## What the exercise asks
Reproduce the data exactly and drop any pictures it holds.

Entries from a visual dataset
######

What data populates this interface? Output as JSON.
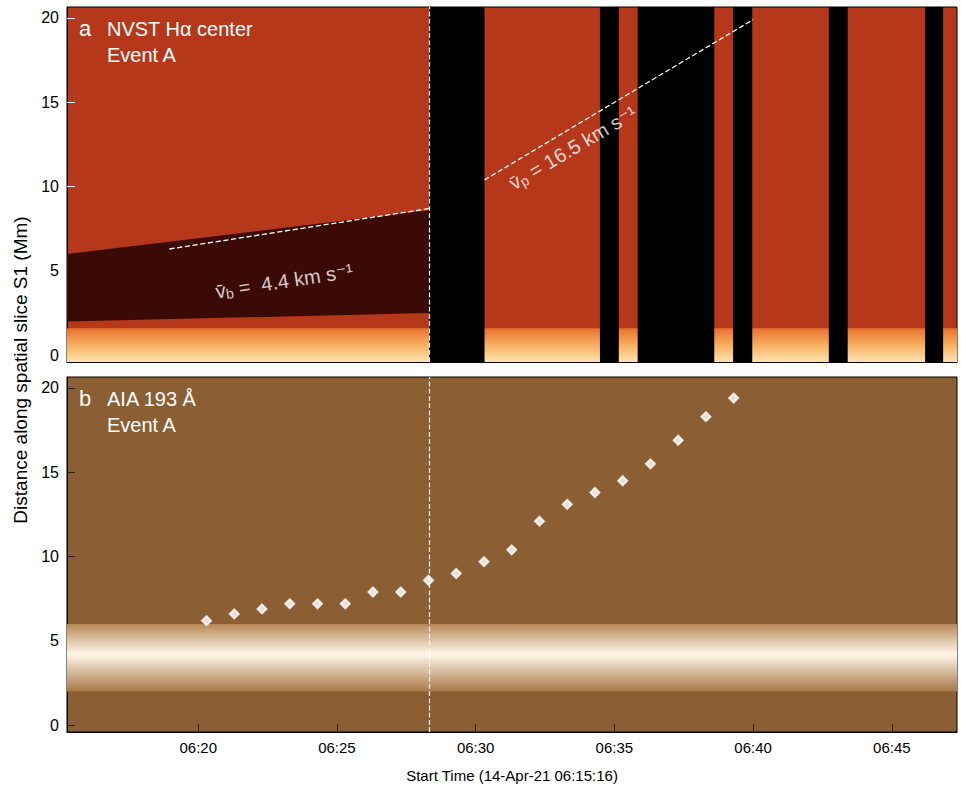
{
  "chart_data": [
    {
      "type": "line",
      "panel_label": "a",
      "title": "NVST Hα center",
      "subtitle": "Event A",
      "ylabel": "Distance along spatial slice S1 (Mm)",
      "xlim": [
        15.27,
        47.35
      ],
      "xticks": [
        {
          "value": 20,
          "label": "06:20"
        },
        {
          "value": 25,
          "label": "06:25"
        },
        {
          "value": 30,
          "label": "06:30"
        },
        {
          "value": 35,
          "label": "06:35"
        },
        {
          "value": 40,
          "label": "06:40"
        },
        {
          "value": 45,
          "label": "06:45"
        }
      ],
      "ylim": [
        -0.4,
        20.65
      ],
      "yticks": [
        0,
        5,
        10,
        15,
        20
      ],
      "tick_labels": "y",
      "marker_time": 28.32,
      "bright_band": [
        -0.4,
        1.6
      ],
      "dark_lane": {
        "x": [
          15.27,
          28.32
        ],
        "bottom": [
          2.0,
          2.5
        ],
        "top": [
          6.0,
          8.6
        ]
      },
      "data_gaps": [
        [
          28.32,
          30.32
        ],
        [
          34.48,
          35.16
        ],
        [
          35.84,
          38.6
        ],
        [
          39.28,
          39.97
        ],
        [
          42.73,
          43.41
        ],
        [
          46.2,
          46.85
        ]
      ],
      "series": [
        {
          "type": "line",
          "line_style": "dashed",
          "color": "#ffffff",
          "x": [
            18.96,
            28.32
          ],
          "values": [
            6.3,
            8.7
          ],
          "annotation": {
            "symbol": "v̄",
            "subscript": "b",
            "text": " =  4.4 km s⁻¹"
          }
        },
        {
          "type": "line",
          "line_style": "dashed",
          "color": "#ffffff",
          "x": [
            30.32,
            40.0
          ],
          "values": [
            10.4,
            19.9
          ],
          "annotation": {
            "symbol": "v̄",
            "subscript": "p",
            "text": " = 16.5 km s⁻¹"
          }
        }
      ]
    },
    {
      "type": "scatter",
      "panel_label": "b",
      "title": "AIA 193 Å",
      "subtitle": "Event A",
      "xlabel": "Start Time (14-Apr-21 06:15:16)",
      "xlim": [
        15.27,
        47.35
      ],
      "xticks": [
        {
          "value": 20,
          "label": "06:20"
        },
        {
          "value": 25,
          "label": "06:25"
        },
        {
          "value": 30,
          "label": "06:30"
        },
        {
          "value": 35,
          "label": "06:35"
        },
        {
          "value": 40,
          "label": "06:40"
        },
        {
          "value": 45,
          "label": "06:45"
        }
      ],
      "ylim": [
        -0.4,
        20.65
      ],
      "yticks": [
        0,
        5,
        10,
        15,
        20
      ],
      "marker_time": 28.32,
      "bright_band": [
        2.0,
        6.0
      ],
      "series": [
        {
          "type": "scatter",
          "marker": "diamond",
          "color": "#ffffff",
          "x": [
            20.3,
            21.3,
            22.3,
            23.3,
            24.3,
            25.3,
            26.3,
            27.3,
            28.3,
            29.3,
            30.3,
            31.3,
            32.3,
            33.3,
            34.3,
            35.3,
            36.3,
            37.3,
            38.3,
            39.3
          ],
          "values": [
            6.2,
            6.6,
            6.9,
            7.2,
            7.2,
            7.2,
            7.9,
            7.9,
            8.6,
            9.0,
            9.7,
            10.4,
            12.1,
            13.1,
            13.8,
            14.5,
            15.5,
            16.9,
            18.3,
            19.4
          ]
        }
      ]
    }
  ]
}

######

## Output below
What data populates this interface? Output as JSON.
{
  "chart_data": [
    {
      "type": "line",
      "panel_label": "a",
      "title": "NVST Hα center",
      "subtitle": "Event A",
      "ylabel": "Distance along spatial slice S1 (Mm)",
      "xlim": [
        15.27,
        47.35
      ],
      "xticks": [
        {
          "value": 20,
          "label": "06:20"
        },
        {
          "value": 25,
          "label": "06:25"
        },
        {
          "value": 30,
          "label": "06:30"
        },
        {
          "value": 35,
          "label": "06:35"
        },
        {
          "value": 40,
          "label": "06:40"
        },
        {
          "value": 45,
          "label": "06:45"
        }
      ],
      "ylim": [
        -0.4,
        20.65
      ],
      "yticks": [
        0,
        5,
        10,
        15,
        20
      ],
      "tick_labels": "y",
      "marker_time": 28.32,
      "bright_band": [
        -0.4,
        1.6
      ],
      "dark_lane": {
        "x": [
          15.27,
          28.32
        ],
        "bottom": [
          2.0,
          2.5
        ],
        "top": [
          6.0,
          8.6
        ]
      },
      "data_gaps": [
        [
          28.32,
          30.32
        ],
        [
          34.48,
          35.16
        ],
        [
          35.84,
          38.6
        ],
        [
          39.28,
          39.97
        ],
        [
          42.73,
          43.41
        ],
        [
          46.2,
          46.85
        ]
      ],
      "series": [
        {
          "type": "line",
          "line_style": "dashed",
          "color": "#ffffff",
          "x": [
            18.96,
            28.32
          ],
          "values": [
            6.3,
            8.7
          ],
          "annotation": {
            "symbol": "v̄",
            "subscript": "b",
            "text": " =  4.4 km s⁻¹"
          }
        },
        {
          "type": "line",
          "line_style": "dashed",
          "color": "#ffffff",
          "x": [
            30.32,
            40.0
          ],
          "values": [
            10.4,
            19.9
          ],
          "annotation": {
            "symbol": "v̄",
            "subscript": "p",
            "text": " = 16.5 km s⁻¹"
          }
        }
      ]
    },
    {
      "type": "scatter",
      "panel_label": "b",
      "title": "AIA 193 Å",
      "subtitle": "Event A",
      "xlabel": "Start Time (14-Apr-21 06:15:16)",
      "xlim": [
        15.27,
        47.35
      ],
      "xticks": [
        {
          "value": 20,
          "label": "06:20"
        },
        {
          "value": 25,
          "label": "06:25"
        },
        {
          "value": 30,
          "label": "06:30"
        },
        {
          "value": 35,
          "label": "06:35"
        },
        {
          "value": 40,
          "label": "06:40"
        },
        {
          "value": 45,
          "label": "06:45"
        }
      ],
      "ylim": [
        -0.4,
        20.65
      ],
      "yticks": [
        0,
        5,
        10,
        15,
        20
      ],
      "marker_time": 28.32,
      "bright_band": [
        2.0,
        6.0
      ],
      "series": [
        {
          "type": "scatter",
          "marker": "diamond",
          "color": "#ffffff",
          "x": [
            20.3,
            21.3,
            22.3,
            23.3,
            24.3,
            25.3,
            26.3,
            27.3,
            28.3,
            29.3,
            30.3,
            31.3,
            32.3,
            33.3,
            34.3,
            35.3,
            36.3,
            37.3,
            38.3,
            39.3
          ],
          "values": [
            6.2,
            6.6,
            6.9,
            7.2,
            7.2,
            7.2,
            7.9,
            7.9,
            8.6,
            9.0,
            9.7,
            10.4,
            12.1,
            13.1,
            13.8,
            14.5,
            15.5,
            16.9,
            18.3,
            19.4
          ]
        }
      ]
    }
  ]
}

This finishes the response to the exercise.